▶ Stated exercise: Your task is to transcribe all of the records exactly and leave out the pictures.

▶ Information provided:
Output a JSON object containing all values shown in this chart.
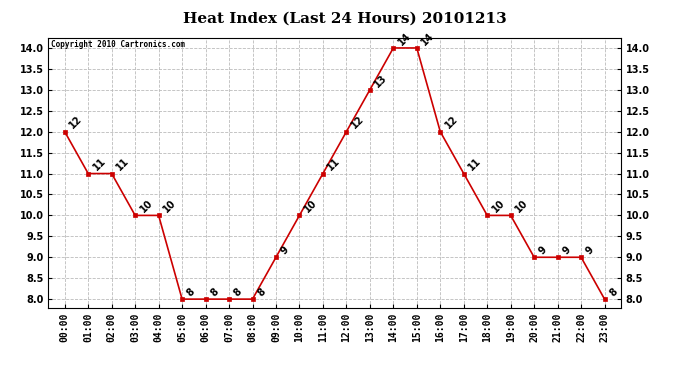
{
  "title": "Heat Index (Last 24 Hours) 20101213",
  "copyright": "Copyright 2010 Cartronics.com",
  "hours": [
    "00:00",
    "01:00",
    "02:00",
    "03:00",
    "04:00",
    "05:00",
    "06:00",
    "07:00",
    "08:00",
    "09:00",
    "10:00",
    "11:00",
    "12:00",
    "13:00",
    "14:00",
    "15:00",
    "16:00",
    "17:00",
    "18:00",
    "19:00",
    "20:00",
    "21:00",
    "22:00",
    "23:00"
  ],
  "values": [
    12,
    11,
    11,
    10,
    10,
    8,
    8,
    8,
    8,
    9,
    10,
    11,
    12,
    13,
    14,
    14,
    12,
    11,
    10,
    10,
    9,
    9,
    9,
    8
  ],
  "ylim_min": 7.8,
  "ylim_max": 14.25,
  "yticks": [
    8.0,
    8.5,
    9.0,
    9.5,
    10.0,
    10.5,
    11.0,
    11.5,
    12.0,
    12.5,
    13.0,
    13.5,
    14.0
  ],
  "line_color": "#cc0000",
  "bg_color": "#ffffff",
  "grid_color": "#bbbbbb",
  "title_fontsize": 11,
  "tick_fontsize": 7,
  "annot_fontsize": 7
}
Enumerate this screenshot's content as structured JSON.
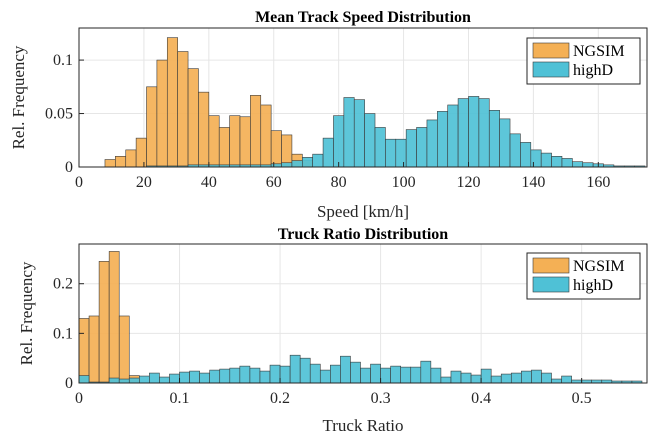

▶ Answer to the exercise:
Output a JSON object containing all values shown in this chart.
{
  "title": "Heat Index (Last 24 Hours) 20101213",
  "copyright": "Copyright 2010 Cartronics.com",
  "hours": [
    "00:00",
    "01:00",
    "02:00",
    "03:00",
    "04:00",
    "05:00",
    "06:00",
    "07:00",
    "08:00",
    "09:00",
    "10:00",
    "11:00",
    "12:00",
    "13:00",
    "14:00",
    "15:00",
    "16:00",
    "17:00",
    "18:00",
    "19:00",
    "20:00",
    "21:00",
    "22:00",
    "23:00"
  ],
  "values": [
    12,
    11,
    11,
    10,
    10,
    8,
    8,
    8,
    8,
    9,
    10,
    11,
    12,
    13,
    14,
    14,
    12,
    11,
    10,
    10,
    9,
    9,
    9,
    8
  ],
  "ylim_min": 7.8,
  "ylim_max": 14.25,
  "yticks": [
    8.0,
    8.5,
    9.0,
    9.5,
    10.0,
    10.5,
    11.0,
    11.5,
    12.0,
    12.5,
    13.0,
    13.5,
    14.0
  ],
  "line_color": "#cc0000",
  "bg_color": "#ffffff",
  "grid_color": "#bbbbbb",
  "title_fontsize": 11,
  "tick_fontsize": 7,
  "annot_fontsize": 7
}
Enumerate this screenshot's content as structured JSON.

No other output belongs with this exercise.